▶ [Aim] From the listing below, pull out every line where the string "anderen" appears.

▶ [Records to use]
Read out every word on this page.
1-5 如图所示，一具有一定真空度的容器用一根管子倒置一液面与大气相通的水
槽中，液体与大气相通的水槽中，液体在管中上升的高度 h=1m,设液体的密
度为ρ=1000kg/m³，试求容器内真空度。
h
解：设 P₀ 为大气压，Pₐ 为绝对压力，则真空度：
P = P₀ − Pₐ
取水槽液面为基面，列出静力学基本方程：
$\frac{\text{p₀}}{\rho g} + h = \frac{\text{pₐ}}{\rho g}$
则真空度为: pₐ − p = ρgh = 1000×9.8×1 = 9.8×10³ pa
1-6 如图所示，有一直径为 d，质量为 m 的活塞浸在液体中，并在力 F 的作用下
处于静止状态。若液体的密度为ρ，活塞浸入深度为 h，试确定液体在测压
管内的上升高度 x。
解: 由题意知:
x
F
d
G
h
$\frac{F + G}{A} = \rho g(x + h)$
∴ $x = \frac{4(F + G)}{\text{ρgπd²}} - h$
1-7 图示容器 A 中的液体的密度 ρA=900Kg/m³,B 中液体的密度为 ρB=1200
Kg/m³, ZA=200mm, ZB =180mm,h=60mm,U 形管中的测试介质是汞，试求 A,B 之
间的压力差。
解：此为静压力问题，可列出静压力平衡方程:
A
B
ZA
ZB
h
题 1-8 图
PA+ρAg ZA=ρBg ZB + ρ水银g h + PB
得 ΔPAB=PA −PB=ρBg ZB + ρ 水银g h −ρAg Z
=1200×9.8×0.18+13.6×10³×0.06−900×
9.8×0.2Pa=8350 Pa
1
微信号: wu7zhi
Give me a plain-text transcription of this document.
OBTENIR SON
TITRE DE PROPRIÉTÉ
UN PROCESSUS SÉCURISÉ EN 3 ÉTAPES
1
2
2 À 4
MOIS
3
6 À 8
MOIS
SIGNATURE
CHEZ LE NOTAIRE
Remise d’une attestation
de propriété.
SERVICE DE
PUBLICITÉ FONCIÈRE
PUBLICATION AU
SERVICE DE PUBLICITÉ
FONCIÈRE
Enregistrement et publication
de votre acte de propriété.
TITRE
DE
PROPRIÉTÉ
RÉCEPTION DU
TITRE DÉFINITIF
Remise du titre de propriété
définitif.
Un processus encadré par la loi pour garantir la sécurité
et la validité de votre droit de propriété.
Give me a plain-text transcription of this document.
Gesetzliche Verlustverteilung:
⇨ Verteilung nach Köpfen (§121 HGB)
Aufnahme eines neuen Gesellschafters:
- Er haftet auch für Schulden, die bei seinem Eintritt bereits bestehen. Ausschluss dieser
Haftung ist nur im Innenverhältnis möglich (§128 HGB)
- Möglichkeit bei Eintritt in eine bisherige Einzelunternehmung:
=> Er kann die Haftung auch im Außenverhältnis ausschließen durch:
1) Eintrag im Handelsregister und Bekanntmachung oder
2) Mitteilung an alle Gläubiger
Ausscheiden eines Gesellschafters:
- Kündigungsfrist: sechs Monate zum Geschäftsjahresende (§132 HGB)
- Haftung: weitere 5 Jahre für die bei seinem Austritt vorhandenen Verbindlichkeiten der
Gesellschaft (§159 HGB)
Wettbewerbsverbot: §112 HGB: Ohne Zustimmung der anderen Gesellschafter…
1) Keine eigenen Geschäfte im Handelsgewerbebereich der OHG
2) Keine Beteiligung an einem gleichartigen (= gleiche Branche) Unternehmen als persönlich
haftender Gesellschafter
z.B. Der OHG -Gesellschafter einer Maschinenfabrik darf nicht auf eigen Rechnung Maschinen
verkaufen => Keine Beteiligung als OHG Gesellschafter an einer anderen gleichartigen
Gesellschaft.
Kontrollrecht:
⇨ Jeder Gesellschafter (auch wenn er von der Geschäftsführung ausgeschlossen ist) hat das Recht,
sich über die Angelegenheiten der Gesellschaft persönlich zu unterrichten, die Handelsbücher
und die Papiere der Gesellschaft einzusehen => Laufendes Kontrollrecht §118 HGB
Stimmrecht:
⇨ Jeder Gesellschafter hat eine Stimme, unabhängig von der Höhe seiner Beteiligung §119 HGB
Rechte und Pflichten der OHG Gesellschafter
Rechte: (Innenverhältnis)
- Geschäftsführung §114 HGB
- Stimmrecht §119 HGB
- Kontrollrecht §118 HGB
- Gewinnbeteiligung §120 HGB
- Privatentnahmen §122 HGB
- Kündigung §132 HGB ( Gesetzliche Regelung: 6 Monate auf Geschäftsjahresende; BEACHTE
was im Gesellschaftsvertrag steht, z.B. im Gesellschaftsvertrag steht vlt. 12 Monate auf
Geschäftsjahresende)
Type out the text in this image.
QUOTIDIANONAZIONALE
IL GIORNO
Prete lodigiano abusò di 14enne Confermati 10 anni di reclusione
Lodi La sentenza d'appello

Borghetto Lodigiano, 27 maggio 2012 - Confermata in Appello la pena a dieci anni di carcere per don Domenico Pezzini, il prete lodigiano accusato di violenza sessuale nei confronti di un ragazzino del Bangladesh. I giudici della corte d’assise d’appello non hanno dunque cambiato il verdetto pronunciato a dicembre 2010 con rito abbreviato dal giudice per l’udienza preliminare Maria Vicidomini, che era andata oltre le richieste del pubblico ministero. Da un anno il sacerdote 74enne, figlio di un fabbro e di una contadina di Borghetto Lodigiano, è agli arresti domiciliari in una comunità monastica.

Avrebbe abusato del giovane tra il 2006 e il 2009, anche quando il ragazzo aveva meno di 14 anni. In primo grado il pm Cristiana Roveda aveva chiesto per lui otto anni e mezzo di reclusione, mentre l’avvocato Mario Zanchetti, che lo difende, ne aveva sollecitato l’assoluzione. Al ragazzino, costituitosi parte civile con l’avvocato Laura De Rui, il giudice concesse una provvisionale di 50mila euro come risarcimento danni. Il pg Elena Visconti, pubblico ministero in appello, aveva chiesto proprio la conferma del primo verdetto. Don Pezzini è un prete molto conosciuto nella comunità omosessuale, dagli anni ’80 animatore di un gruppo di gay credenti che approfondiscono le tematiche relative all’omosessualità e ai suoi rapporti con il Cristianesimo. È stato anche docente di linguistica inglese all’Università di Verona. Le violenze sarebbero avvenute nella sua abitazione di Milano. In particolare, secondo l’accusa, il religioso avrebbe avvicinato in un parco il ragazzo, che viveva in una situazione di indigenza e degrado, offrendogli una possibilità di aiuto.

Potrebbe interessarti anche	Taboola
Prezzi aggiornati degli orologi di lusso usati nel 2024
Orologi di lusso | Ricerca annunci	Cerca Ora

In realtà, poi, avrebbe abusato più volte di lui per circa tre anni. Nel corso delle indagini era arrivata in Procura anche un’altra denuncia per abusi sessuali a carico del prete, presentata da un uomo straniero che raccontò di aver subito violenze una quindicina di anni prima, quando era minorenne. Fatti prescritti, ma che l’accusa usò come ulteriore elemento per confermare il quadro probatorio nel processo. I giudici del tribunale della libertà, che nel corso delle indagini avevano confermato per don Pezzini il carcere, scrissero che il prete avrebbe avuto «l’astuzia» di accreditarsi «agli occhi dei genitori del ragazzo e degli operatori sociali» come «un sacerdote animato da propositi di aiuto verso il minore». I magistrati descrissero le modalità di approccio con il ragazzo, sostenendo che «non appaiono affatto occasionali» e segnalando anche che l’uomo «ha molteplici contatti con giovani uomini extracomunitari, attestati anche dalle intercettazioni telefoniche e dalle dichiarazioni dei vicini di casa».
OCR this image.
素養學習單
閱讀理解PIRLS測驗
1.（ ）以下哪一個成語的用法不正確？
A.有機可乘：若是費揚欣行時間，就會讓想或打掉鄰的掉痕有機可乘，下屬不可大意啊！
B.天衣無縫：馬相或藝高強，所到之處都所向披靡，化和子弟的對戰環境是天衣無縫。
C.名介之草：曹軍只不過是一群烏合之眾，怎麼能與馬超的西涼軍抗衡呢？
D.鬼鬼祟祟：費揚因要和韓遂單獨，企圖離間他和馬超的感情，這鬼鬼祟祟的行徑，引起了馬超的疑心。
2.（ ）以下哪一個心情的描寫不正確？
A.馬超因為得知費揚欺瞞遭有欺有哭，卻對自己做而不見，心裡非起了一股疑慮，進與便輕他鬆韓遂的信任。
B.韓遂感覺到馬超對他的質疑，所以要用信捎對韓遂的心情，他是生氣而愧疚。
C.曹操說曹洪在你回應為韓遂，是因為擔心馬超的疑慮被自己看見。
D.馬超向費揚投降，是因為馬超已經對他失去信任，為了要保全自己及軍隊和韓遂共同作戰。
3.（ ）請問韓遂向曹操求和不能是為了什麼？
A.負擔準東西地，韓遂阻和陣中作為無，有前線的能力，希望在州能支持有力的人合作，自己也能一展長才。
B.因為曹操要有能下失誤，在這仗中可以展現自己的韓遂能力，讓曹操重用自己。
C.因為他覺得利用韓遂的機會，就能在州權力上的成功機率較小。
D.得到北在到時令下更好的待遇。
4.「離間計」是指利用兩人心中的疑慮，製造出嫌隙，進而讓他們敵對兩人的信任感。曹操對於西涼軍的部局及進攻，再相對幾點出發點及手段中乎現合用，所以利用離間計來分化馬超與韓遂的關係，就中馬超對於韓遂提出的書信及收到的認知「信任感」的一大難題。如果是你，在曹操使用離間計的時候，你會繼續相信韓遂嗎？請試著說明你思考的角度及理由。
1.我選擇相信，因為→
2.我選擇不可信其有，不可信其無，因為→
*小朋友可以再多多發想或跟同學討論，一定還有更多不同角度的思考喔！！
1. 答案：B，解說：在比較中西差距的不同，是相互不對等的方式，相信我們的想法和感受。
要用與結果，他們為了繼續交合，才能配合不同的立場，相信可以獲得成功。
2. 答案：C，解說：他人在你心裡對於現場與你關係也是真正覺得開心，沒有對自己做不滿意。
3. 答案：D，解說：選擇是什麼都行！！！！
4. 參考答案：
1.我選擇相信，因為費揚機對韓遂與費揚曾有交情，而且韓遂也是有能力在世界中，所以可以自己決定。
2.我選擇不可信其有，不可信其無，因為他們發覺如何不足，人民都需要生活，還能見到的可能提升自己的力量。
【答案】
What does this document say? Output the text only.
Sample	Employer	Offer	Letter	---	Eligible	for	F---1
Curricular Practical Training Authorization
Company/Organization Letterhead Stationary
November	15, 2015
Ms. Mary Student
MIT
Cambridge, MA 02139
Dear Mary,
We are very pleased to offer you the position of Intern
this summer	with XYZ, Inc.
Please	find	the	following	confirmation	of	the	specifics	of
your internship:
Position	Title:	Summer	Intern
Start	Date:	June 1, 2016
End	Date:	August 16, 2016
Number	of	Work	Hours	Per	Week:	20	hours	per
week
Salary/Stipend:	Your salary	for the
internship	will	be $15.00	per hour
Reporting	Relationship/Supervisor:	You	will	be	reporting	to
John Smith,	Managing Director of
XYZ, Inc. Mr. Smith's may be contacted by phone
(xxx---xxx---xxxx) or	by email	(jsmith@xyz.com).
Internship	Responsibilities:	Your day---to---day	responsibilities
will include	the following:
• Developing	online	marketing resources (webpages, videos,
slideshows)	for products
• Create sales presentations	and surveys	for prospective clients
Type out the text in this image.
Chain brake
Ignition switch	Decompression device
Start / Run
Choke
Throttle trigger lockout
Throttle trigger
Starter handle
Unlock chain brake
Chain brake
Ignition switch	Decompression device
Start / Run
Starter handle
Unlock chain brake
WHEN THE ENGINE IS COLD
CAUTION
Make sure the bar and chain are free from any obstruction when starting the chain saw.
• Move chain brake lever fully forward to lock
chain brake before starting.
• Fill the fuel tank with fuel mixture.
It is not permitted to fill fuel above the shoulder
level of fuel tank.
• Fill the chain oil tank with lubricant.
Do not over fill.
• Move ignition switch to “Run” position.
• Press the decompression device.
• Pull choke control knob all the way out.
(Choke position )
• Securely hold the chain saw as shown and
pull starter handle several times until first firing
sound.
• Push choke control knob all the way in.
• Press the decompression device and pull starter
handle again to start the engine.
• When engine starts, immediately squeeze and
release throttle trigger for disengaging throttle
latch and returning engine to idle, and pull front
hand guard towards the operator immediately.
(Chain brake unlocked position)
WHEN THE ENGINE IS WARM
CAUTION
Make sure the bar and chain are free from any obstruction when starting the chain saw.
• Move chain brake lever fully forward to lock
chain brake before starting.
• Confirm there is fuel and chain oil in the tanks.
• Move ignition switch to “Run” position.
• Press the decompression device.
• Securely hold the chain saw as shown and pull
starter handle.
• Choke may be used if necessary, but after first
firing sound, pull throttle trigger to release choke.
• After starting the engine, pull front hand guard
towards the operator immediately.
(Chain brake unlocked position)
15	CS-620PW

▶ [Result of this task]
Wettbewerbsverbot: §112 HGB: Ohne Zustimmung der anderen Gesellschafter…
verkaufen => Keine Beteiligung als OHG Gesellschafter an einer anderen gleichartigen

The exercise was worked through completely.